** Challenge **
Only the number is wanted: how many lines in the data contain "Extract"?

** Listed entries **
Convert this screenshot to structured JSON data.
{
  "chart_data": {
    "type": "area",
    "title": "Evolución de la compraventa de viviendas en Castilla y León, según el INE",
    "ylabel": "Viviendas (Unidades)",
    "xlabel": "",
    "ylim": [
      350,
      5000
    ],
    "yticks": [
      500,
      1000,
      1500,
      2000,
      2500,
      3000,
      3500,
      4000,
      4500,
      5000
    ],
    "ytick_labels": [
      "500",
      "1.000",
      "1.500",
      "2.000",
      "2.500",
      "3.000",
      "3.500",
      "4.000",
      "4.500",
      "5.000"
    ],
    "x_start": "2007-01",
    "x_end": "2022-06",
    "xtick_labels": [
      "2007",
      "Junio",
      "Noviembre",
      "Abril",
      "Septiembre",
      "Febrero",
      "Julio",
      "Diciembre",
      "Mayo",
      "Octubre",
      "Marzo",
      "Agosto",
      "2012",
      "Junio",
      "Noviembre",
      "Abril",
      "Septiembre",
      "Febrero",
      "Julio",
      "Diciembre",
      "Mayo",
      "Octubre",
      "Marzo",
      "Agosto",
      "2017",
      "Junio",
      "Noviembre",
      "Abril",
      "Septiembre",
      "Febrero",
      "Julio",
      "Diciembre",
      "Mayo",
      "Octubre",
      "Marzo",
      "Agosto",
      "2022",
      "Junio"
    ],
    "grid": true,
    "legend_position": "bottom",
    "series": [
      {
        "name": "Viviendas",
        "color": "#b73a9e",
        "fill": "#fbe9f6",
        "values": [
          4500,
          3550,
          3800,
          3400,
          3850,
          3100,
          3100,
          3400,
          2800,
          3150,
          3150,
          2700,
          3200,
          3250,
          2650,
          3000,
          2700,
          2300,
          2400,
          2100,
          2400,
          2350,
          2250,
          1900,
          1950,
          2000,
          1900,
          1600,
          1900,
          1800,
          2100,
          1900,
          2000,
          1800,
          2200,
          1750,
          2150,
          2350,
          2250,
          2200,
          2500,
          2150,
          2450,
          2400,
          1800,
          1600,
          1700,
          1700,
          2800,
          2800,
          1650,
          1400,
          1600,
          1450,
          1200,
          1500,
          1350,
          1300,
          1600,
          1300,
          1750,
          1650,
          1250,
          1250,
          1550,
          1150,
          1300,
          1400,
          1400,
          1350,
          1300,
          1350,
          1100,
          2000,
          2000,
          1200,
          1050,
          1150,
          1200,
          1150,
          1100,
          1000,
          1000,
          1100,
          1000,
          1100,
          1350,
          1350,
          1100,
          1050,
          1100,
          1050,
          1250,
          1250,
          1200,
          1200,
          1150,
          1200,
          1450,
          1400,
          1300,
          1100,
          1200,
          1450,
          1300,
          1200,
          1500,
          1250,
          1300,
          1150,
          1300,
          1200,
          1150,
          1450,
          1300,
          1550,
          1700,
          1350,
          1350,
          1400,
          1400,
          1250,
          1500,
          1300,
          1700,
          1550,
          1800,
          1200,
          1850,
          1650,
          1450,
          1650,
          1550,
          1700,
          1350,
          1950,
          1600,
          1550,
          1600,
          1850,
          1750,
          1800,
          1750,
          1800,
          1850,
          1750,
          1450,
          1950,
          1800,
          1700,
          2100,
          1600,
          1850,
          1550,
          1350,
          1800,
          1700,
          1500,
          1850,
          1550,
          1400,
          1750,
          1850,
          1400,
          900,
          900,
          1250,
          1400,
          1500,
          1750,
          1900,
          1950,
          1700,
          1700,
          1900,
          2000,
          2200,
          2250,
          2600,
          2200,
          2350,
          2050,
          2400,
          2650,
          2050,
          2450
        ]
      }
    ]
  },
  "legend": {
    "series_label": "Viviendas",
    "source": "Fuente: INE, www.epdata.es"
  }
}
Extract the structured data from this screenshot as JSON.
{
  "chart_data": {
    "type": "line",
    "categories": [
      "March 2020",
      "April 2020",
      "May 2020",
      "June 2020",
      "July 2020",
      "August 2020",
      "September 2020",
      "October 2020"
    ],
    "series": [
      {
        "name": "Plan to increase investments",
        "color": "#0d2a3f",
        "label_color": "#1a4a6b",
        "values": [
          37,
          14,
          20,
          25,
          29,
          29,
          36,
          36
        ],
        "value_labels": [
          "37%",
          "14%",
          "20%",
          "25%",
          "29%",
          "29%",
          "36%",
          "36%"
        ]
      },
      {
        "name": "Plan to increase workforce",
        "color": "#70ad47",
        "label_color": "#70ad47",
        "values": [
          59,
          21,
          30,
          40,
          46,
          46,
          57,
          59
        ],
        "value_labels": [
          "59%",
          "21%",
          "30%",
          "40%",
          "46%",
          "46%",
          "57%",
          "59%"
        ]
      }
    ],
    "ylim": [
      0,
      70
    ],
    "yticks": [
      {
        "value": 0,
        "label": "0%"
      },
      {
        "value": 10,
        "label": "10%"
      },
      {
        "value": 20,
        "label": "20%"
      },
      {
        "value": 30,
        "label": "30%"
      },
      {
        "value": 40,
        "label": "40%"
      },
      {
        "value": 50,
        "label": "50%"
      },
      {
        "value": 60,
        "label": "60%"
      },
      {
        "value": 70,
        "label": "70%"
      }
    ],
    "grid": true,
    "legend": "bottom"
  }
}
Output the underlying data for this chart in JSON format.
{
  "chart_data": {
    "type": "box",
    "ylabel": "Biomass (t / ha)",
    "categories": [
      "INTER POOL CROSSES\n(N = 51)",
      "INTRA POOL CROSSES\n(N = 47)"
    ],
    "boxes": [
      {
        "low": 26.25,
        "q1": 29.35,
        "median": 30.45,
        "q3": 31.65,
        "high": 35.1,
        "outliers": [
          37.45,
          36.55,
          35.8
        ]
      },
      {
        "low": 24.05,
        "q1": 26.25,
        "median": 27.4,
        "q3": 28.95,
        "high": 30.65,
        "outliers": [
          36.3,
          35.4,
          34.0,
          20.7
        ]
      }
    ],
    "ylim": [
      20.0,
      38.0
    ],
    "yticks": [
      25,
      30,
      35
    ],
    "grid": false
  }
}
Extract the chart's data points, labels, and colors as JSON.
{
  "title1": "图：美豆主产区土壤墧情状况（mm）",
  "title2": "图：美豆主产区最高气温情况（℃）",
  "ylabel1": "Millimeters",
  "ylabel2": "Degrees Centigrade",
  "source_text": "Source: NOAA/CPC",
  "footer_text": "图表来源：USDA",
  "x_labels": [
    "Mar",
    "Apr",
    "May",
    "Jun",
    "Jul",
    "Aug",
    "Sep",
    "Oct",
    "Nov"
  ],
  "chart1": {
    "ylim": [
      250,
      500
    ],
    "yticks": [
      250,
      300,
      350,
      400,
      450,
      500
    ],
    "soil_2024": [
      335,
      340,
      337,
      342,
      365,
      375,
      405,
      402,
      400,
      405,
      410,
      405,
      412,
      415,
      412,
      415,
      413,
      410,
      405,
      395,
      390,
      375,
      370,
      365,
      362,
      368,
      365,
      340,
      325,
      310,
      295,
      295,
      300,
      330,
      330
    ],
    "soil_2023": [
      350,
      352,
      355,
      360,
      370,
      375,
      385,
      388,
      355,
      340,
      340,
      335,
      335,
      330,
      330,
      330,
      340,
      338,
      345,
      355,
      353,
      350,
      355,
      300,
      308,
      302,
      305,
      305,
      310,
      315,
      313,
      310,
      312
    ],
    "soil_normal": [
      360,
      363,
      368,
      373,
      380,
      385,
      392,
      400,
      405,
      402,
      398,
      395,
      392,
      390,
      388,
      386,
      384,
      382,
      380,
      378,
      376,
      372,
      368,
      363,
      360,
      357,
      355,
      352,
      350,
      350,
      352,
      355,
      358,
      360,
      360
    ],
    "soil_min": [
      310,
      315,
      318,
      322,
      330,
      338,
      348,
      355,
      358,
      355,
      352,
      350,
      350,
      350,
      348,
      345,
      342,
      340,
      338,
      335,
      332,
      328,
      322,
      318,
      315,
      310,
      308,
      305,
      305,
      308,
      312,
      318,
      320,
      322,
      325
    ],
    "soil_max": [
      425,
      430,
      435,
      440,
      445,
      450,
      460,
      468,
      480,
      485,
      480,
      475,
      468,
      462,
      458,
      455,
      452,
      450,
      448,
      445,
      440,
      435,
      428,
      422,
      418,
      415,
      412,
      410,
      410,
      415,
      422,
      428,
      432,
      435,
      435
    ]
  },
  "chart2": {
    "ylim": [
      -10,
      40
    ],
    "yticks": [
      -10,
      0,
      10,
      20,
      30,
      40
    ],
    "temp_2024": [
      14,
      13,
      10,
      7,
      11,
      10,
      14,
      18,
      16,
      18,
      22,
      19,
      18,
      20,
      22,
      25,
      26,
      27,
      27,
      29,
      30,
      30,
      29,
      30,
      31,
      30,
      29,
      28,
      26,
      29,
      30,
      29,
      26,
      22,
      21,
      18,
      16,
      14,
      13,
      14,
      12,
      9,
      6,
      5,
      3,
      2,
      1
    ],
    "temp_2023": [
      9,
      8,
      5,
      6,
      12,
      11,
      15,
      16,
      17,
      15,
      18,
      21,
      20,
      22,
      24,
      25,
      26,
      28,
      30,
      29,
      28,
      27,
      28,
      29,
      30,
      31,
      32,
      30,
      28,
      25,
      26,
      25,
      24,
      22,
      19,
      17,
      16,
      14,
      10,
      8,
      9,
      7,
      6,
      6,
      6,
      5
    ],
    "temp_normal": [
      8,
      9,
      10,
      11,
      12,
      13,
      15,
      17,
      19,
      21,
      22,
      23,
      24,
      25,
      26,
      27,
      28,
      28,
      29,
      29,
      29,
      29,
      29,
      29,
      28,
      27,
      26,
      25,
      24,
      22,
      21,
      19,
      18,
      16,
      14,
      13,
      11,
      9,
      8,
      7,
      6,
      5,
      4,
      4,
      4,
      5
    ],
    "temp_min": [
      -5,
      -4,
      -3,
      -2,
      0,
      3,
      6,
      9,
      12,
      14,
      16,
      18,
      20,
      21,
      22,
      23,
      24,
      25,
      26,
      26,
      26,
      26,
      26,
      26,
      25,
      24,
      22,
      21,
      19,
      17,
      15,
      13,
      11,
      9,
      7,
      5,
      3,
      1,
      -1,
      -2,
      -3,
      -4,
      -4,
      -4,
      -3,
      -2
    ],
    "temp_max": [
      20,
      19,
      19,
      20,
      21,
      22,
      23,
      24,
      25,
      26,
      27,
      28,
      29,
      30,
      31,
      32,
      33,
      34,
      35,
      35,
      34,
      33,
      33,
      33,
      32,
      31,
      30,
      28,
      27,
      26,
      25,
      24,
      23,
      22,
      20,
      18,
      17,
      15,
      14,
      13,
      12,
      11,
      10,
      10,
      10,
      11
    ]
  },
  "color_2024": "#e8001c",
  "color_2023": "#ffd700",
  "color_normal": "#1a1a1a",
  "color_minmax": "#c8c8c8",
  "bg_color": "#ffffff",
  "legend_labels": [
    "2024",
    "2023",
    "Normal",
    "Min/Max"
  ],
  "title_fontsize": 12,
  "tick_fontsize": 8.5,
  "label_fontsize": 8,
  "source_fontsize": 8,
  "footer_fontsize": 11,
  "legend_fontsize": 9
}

** Solution for this task **
2